Please give the listing again in its entirety, exactly as written.

■ ■ ■ ■

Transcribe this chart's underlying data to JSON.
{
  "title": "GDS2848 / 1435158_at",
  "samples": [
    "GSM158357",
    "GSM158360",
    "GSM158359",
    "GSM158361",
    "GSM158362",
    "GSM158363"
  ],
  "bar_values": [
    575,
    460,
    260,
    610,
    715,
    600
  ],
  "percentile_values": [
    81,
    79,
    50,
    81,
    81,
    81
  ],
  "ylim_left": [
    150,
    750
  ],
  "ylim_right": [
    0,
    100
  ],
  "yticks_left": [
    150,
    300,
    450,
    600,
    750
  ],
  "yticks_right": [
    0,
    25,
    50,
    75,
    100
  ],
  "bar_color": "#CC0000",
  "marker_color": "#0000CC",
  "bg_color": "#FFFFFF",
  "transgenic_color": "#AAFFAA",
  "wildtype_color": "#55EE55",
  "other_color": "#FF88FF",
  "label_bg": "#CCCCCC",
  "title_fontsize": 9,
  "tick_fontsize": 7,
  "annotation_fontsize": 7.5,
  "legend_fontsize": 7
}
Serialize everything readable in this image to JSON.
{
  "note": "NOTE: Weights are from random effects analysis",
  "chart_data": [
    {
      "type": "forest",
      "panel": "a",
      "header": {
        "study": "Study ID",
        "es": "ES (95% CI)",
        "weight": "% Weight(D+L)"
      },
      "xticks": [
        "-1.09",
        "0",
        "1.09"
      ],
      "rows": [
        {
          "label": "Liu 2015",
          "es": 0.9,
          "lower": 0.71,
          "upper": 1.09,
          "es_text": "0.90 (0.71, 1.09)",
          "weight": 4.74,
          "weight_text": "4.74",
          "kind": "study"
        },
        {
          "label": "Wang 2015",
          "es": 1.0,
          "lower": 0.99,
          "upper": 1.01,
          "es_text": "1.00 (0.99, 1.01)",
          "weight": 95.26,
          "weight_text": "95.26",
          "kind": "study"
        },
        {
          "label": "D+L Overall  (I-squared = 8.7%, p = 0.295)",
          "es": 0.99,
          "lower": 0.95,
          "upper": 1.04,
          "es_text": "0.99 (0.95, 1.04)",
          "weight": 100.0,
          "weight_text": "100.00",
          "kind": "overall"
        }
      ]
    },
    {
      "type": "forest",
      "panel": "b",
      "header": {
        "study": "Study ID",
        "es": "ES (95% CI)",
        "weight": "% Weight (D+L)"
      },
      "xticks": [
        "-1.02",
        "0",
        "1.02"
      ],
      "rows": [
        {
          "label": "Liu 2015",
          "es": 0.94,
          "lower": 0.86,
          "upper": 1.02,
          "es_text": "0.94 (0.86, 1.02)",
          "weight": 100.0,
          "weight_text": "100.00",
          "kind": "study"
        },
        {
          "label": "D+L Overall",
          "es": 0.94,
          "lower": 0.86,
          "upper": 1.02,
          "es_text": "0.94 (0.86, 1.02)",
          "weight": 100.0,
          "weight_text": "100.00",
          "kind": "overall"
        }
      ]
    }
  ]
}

■ ■ ■ ■

▸ **RESPONSE**
Transcribe this chart's underlying data to JSON.
{
  "title": "GDS2848 / 1435158_at",
  "samples": [
    "GSM158357",
    "GSM158360",
    "GSM158359",
    "GSM158361",
    "GSM158362",
    "GSM158363"
  ],
  "bar_values": [
    575,
    460,
    260,
    610,
    715,
    600
  ],
  "percentile_values": [
    81,
    79,
    50,
    81,
    81,
    81
  ],
  "ylim_left": [
    150,
    750
  ],
  "ylim_right": [
    0,
    100
  ],
  "yticks_left": [
    150,
    300,
    450,
    600,
    750
  ],
  "yticks_right": [
    0,
    25,
    50,
    75,
    100
  ],
  "bar_color": "#CC0000",
  "marker_color": "#0000CC",
  "bg_color": "#FFFFFF",
  "transgenic_color": "#AAFFAA",
  "wildtype_color": "#55EE55",
  "other_color": "#FF88FF",
  "label_bg": "#CCCCCC",
  "title_fontsize": 9,
  "tick_fontsize": 7,
  "annotation_fontsize": 7.5,
  "legend_fontsize": 7
}
Serialize everything readable in this image to JSON.
{
  "note": "NOTE: Weights are from random effects analysis",
  "chart_data": [
    {
      "type": "forest",
      "panel": "a",
      "header": {
        "study": "Study ID",
        "es": "ES (95% CI)",
        "weight": "% Weight(D+L)"
      },
      "xticks": [
        "-1.09",
        "0",
        "1.09"
      ],
      "rows": [
        {
          "label": "Liu 2015",
          "es": 0.9,
          "lower": 0.71,
          "upper": 1.09,
          "es_text": "0.90 (0.71, 1.09)",
          "weight": 4.74,
          "weight_text": "4.74",
          "kind": "study"
        },
        {
          "label": "Wang 2015",
          "es": 1.0,
          "lower": 0.99,
          "upper": 1.01,
          "es_text": "1.00 (0.99, 1.01)",
          "weight": 95.26,
          "weight_text": "95.26",
          "kind": "study"
        },
        {
          "label": "D+L Overall  (I-squared = 8.7%, p = 0.295)",
          "es": 0.99,
          "lower": 0.95,
          "upper": 1.04,
          "es_text": "0.99 (0.95, 1.04)",
          "weight": 100.0,
          "weight_text": "100.00",
          "kind": "overall"
        }
      ]
    },
    {
      "type": "forest",
      "panel": "b",
      "header": {
        "study": "Study ID",
        "es": "ES (95% CI)",
        "weight": "% Weight (D+L)"
      },
      "xticks": [
        "-1.02",
        "0",
        "1.02"
      ],
      "rows": [
        {
          "label": "Liu 2015",
          "es": 0.94,
          "lower": 0.86,
          "upper": 1.02,
          "es_text": "0.94 (0.86, 1.02)",
          "weight": 100.0,
          "weight_text": "100.00",
          "kind": "study"
        },
        {
          "label": "D+L Overall",
          "es": 0.94,
          "lower": 0.86,
          "upper": 1.02,
          "es_text": "0.94 (0.86, 1.02)",
          "weight": 100.0,
          "weight_text": "100.00",
          "kind": "overall"
        }
      ]
    }
  ]
}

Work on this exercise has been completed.